> _Given records_
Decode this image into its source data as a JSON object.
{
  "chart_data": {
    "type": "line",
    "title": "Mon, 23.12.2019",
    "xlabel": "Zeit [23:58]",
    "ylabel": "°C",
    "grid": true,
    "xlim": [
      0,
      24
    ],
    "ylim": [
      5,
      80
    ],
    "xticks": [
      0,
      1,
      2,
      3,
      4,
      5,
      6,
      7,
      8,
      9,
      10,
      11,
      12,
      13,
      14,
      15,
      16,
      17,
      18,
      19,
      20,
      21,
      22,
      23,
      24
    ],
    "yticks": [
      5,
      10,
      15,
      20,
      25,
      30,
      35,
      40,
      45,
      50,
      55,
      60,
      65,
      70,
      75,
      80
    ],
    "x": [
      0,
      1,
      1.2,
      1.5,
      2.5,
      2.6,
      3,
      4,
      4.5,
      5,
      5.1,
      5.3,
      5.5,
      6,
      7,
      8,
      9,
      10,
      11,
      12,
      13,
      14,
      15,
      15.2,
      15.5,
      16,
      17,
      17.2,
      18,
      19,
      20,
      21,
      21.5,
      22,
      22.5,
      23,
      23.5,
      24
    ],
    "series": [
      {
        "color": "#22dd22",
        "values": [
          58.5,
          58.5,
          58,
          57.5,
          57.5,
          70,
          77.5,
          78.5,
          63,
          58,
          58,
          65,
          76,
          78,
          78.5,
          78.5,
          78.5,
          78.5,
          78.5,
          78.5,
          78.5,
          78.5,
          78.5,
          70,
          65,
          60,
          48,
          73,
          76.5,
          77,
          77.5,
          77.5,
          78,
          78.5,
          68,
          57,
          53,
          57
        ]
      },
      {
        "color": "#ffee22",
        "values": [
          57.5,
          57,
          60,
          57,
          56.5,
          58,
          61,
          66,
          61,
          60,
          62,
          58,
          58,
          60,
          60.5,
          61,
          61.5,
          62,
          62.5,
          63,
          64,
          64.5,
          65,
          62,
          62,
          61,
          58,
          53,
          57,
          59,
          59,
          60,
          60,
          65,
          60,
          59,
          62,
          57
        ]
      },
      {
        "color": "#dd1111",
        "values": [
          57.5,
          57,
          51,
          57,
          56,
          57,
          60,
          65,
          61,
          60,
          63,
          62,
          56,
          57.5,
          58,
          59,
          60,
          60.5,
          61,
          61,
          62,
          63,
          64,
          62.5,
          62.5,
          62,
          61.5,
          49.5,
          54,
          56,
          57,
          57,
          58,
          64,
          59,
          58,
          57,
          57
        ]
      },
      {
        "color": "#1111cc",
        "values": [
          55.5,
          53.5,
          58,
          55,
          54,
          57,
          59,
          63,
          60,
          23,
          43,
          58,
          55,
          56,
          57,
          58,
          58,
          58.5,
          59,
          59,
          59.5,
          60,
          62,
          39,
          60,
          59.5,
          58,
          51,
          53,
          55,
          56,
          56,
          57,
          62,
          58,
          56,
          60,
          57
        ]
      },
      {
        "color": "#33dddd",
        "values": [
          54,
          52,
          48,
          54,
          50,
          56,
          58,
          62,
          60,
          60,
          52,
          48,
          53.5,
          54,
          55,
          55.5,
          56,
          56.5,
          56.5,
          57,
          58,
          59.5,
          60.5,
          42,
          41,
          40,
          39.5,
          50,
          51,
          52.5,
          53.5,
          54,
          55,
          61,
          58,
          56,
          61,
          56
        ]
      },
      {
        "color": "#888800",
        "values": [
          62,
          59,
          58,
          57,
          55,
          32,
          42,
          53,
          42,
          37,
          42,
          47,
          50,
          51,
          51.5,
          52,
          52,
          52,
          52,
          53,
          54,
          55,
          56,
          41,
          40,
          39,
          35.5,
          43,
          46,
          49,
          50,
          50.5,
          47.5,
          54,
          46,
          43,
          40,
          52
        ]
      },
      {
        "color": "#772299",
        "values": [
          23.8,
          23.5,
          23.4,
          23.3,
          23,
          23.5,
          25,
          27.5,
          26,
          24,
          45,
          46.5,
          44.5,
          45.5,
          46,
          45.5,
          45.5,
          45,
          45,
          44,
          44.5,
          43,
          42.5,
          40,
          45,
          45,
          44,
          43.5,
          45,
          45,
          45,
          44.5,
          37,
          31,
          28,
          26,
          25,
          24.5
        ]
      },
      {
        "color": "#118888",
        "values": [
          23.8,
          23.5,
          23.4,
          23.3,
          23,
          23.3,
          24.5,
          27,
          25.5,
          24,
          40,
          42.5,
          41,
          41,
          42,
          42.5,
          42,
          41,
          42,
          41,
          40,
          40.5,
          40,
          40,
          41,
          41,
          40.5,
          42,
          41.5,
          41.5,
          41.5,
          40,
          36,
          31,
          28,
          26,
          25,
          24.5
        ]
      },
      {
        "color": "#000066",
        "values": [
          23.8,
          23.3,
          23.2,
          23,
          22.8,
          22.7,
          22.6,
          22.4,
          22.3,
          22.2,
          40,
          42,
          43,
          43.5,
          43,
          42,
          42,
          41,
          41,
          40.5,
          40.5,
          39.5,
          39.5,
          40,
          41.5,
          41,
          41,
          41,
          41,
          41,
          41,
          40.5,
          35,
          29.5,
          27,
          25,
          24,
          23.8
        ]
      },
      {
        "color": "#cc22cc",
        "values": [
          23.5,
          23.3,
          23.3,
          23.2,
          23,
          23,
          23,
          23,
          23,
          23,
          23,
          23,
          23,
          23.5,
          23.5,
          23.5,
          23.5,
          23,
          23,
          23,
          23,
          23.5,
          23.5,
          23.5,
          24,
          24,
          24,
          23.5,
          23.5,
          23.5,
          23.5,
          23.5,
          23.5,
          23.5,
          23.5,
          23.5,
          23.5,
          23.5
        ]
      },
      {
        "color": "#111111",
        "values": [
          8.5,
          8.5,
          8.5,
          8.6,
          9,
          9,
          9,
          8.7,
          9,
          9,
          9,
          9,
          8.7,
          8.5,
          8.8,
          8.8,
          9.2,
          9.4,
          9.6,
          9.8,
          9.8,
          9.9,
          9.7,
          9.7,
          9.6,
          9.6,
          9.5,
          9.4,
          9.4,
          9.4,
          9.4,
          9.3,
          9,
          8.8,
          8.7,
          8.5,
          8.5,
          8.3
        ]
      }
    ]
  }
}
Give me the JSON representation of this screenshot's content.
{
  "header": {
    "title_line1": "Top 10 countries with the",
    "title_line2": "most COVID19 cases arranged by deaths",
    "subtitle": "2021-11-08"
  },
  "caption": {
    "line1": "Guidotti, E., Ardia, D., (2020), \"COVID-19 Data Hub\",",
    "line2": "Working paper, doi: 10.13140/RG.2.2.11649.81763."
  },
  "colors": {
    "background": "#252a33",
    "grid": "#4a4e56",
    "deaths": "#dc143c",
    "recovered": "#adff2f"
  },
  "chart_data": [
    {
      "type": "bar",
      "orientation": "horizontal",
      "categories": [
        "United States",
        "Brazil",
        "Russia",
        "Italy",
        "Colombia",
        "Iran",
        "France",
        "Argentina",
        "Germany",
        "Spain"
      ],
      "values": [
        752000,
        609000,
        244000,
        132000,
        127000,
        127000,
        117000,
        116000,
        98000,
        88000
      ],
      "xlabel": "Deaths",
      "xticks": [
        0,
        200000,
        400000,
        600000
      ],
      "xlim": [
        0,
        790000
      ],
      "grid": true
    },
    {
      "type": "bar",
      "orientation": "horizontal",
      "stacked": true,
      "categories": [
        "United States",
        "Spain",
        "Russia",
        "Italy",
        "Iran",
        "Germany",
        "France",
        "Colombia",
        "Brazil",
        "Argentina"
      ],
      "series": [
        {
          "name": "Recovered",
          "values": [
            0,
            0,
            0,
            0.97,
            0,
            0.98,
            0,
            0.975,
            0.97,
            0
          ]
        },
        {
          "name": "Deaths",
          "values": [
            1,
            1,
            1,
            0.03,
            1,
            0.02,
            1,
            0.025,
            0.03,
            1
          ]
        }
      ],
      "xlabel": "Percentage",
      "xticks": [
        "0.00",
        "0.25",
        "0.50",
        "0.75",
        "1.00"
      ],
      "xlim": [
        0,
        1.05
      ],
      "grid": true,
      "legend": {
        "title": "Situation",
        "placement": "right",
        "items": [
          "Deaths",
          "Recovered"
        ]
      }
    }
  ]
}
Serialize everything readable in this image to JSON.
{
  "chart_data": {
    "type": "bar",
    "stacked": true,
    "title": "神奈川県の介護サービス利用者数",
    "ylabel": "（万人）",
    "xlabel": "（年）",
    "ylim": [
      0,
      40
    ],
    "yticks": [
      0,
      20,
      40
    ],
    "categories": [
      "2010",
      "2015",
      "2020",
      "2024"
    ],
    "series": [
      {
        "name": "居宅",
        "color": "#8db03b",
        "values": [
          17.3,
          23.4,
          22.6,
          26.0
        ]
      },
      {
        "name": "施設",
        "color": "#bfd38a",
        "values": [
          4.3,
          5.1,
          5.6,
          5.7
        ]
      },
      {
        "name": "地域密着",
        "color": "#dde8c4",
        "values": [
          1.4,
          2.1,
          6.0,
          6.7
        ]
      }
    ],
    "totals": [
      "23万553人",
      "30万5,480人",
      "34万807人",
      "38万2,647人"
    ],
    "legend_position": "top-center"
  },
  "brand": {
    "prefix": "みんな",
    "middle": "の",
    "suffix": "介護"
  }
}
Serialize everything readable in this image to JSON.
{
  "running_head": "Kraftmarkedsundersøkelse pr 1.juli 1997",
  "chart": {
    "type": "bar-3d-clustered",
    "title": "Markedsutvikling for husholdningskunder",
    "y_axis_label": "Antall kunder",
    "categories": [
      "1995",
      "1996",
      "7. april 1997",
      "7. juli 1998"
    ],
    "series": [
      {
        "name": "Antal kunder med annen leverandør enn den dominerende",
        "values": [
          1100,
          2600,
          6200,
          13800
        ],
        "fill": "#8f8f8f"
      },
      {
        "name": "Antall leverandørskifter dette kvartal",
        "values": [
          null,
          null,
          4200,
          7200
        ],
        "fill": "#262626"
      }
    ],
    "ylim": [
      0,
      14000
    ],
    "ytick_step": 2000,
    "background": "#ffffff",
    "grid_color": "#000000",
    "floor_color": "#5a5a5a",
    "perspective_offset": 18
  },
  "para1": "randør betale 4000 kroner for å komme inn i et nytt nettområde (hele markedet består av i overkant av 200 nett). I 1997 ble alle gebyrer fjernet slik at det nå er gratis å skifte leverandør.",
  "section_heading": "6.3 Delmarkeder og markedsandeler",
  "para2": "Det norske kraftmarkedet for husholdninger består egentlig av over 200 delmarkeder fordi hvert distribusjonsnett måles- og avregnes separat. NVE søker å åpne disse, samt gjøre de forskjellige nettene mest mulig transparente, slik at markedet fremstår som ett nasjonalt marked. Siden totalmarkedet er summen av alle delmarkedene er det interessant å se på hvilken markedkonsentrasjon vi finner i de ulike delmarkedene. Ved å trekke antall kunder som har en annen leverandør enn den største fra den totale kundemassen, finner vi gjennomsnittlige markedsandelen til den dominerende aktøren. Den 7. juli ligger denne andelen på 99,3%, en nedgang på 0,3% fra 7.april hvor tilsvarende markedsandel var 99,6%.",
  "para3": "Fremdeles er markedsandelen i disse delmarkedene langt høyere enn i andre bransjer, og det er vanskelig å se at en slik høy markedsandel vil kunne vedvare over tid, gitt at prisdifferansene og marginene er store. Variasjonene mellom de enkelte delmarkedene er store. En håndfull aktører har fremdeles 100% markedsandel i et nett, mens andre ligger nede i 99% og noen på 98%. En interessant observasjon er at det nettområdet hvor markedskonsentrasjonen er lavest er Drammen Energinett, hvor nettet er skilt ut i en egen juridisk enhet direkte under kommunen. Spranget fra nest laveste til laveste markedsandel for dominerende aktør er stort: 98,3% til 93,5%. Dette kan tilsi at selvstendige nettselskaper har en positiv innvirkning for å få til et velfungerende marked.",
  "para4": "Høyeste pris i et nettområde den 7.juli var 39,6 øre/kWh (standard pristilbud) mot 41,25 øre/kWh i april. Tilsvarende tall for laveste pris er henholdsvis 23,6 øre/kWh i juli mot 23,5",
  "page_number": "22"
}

> _Directions_
Return each line of the listing that holds the string "markedet".

> _Exercise response_
  "para1": "randør betale 4000 kroner for å komme inn i et nytt nettområde (hele markedet består av i overkant av 200 nett). I 1997 ble alle gebyrer fjernet slik at det nå er gratis å skifte leverandør.",
  "para2": "Det norske kraftmarkedet for husholdninger består egentlig av over 200 delmarkeder fordi hvert distribusjonsnett måles- og avregnes separat. NVE søker å åpne disse, samt gjøre de forskjellige nettene mest mulig transparente, slik at markedet fremstår som ett nasjonalt marked. Siden totalmarkedet er summen av alle delmarkedene er det interessant å se på hvilken markedkonsentrasjon vi finner i de ulike delmarkedene. Ved å trekke antall kunder som har en annen leverandør enn den største fra den totale kundemassen, finner vi gjennomsnittlige markedsandelen til den dominerende aktøren. Den 7. juli ligger denne andelen på 99,3%, en nedgang på 0,3% fra 7.april hvor tilsvarende markedsandel var 99,6%.",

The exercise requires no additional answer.